# START OF Records
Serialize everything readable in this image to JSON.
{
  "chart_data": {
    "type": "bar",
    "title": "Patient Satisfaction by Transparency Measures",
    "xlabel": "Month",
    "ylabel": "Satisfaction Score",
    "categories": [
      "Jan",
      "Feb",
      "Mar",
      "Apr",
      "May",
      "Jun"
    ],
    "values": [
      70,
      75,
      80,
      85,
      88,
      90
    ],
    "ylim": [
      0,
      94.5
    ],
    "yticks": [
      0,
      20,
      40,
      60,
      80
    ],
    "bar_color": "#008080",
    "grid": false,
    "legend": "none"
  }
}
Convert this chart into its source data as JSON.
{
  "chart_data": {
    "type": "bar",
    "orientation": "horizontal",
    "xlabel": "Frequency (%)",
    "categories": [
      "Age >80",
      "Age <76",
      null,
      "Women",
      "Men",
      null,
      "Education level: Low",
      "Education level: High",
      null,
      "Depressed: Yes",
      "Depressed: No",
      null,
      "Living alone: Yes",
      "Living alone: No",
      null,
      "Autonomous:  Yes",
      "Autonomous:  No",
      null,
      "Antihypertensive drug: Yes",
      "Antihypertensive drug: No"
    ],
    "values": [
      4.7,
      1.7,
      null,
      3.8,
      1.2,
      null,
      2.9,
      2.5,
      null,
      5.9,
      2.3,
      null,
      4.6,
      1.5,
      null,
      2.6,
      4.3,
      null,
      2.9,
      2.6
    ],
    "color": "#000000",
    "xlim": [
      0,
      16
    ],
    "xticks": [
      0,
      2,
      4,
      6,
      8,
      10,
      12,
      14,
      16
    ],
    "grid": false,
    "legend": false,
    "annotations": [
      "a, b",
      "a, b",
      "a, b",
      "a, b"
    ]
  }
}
# END OF Records
- **Aim**: Copy every record above exactly as it appears.

- **Right answer**:
Serialize everything readable in this image to JSON.
{
  "chart_data": {
    "type": "bar",
    "title": "Patient Satisfaction by Transparency Measures",
    "xlabel": "Month",
    "ylabel": "Satisfaction Score",
    "categories": [
      "Jan",
      "Feb",
      "Mar",
      "Apr",
      "May",
      "Jun"
    ],
    "values": [
      70,
      75,
      80,
      85,
      88,
      90
    ],
    "ylim": [
      0,
      94.5
    ],
    "yticks": [
      0,
      20,
      40,
      60,
      80
    ],
    "bar_color": "#008080",
    "grid": false,
    "legend": "none"
  }
}
Convert this chart into its source data as JSON.
{
  "chart_data": {
    "type": "bar",
    "orientation": "horizontal",
    "xlabel": "Frequency (%)",
    "categories": [
      "Age >80",
      "Age <76",
      null,
      "Women",
      "Men",
      null,
      "Education level: Low",
      "Education level: High",
      null,
      "Depressed: Yes",
      "Depressed: No",
      null,
      "Living alone: Yes",
      "Living alone: No",
      null,
      "Autonomous:  Yes",
      "Autonomous:  No",
      null,
      "Antihypertensive drug: Yes",
      "Antihypertensive drug: No"
    ],
    "values": [
      4.7,
      1.7,
      null,
      3.8,
      1.2,
      null,
      2.9,
      2.5,
      null,
      5.9,
      2.3,
      null,
      4.6,
      1.5,
      null,
      2.6,
      4.3,
      null,
      2.9,
      2.6
    ],
    "color": "#000000",
    "xlim": [
      0,
      16
    ],
    "xticks": [
      0,
      2,
      4,
      6,
      8,
      10,
      12,
      14,
      16
    ],
    "grid": false,
    "legend": false,
    "annotations": [
      "a, b",
      "a, b",
      "a, b",
      "a, b"
    ]
  }
}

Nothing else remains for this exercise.